--- begin Data section ---

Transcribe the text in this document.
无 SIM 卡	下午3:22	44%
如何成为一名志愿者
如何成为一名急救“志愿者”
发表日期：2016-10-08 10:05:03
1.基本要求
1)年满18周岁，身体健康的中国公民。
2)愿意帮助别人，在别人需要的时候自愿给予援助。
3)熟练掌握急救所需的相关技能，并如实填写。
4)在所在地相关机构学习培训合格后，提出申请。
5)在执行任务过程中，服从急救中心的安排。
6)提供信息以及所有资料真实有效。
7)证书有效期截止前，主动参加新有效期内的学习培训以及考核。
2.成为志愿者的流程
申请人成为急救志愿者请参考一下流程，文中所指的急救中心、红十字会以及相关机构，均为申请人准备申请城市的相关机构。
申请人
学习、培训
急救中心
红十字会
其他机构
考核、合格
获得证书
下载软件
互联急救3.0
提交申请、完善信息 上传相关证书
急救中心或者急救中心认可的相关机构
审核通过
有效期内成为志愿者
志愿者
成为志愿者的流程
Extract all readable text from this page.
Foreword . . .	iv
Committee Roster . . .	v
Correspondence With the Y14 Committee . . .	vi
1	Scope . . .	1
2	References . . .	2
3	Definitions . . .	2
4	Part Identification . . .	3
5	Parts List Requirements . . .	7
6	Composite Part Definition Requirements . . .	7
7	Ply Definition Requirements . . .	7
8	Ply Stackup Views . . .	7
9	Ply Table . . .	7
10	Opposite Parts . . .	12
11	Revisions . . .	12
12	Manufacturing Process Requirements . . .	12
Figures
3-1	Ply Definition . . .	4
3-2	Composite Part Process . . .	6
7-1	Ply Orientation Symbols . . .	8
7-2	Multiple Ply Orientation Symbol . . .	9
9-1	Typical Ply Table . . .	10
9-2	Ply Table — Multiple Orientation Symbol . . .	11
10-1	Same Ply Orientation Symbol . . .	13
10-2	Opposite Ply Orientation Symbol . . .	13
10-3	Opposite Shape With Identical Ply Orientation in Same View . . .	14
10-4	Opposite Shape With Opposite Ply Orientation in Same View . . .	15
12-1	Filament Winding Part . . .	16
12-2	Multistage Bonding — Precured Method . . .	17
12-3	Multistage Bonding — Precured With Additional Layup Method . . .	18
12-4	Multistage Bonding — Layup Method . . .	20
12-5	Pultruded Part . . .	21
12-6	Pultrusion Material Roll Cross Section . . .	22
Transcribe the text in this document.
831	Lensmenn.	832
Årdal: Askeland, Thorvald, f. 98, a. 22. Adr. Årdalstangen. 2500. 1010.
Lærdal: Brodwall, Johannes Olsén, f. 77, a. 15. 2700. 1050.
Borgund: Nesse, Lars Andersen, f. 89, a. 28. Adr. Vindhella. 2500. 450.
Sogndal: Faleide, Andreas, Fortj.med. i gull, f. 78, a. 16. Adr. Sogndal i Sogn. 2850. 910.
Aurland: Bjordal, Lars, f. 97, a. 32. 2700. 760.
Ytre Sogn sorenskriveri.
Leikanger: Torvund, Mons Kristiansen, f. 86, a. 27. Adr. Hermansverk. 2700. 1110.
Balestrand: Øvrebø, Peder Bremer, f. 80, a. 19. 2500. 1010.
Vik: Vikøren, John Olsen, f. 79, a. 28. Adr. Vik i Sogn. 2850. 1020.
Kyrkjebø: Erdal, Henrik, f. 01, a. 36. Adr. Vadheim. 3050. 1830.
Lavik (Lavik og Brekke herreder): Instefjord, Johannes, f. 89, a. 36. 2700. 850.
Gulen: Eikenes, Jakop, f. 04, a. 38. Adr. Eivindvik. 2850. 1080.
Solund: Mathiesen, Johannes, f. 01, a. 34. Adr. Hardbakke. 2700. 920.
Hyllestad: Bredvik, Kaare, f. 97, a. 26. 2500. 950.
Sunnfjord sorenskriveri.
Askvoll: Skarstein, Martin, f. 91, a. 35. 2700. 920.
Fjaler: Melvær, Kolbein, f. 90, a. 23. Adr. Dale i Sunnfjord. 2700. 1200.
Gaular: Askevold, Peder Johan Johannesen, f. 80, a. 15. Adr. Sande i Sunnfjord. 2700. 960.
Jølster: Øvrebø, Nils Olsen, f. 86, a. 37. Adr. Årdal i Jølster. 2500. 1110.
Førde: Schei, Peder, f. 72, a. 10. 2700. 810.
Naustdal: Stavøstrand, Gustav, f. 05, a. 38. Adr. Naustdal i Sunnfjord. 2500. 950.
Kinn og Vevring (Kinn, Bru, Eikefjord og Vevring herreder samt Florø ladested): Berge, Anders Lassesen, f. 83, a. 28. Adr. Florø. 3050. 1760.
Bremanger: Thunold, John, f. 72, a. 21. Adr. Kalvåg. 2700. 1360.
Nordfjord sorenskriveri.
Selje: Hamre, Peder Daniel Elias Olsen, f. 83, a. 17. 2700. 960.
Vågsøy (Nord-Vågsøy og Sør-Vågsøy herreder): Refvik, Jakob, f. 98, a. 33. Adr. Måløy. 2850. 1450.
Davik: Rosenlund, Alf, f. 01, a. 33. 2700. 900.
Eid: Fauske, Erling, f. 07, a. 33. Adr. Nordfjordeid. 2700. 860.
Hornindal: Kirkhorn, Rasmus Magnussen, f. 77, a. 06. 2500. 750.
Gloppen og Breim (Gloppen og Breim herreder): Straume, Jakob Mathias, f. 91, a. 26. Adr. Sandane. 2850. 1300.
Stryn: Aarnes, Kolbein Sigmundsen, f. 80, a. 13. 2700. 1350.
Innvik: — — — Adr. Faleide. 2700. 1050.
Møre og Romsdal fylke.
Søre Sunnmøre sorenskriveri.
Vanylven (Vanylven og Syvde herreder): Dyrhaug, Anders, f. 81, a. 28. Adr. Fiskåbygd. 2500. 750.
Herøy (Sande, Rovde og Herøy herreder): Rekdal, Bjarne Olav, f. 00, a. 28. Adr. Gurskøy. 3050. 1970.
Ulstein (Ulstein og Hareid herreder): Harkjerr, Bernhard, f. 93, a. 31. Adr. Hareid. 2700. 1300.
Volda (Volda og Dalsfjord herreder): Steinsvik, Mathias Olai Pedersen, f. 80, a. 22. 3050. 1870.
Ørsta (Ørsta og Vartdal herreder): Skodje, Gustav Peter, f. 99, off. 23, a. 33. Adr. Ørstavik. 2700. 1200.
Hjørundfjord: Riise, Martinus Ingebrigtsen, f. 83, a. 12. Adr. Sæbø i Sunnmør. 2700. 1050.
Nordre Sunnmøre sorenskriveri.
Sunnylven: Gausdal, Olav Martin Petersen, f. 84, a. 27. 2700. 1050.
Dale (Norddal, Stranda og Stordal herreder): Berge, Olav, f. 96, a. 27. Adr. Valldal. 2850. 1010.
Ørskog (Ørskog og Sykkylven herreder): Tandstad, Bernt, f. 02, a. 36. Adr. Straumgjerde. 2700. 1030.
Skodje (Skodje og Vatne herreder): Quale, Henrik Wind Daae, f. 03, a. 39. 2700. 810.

--- end Data section ---

• **What to do**: Of all the lines in the listing above, how many contain the word "Gustav"? Answer with the number alone.

• **Reply**: 2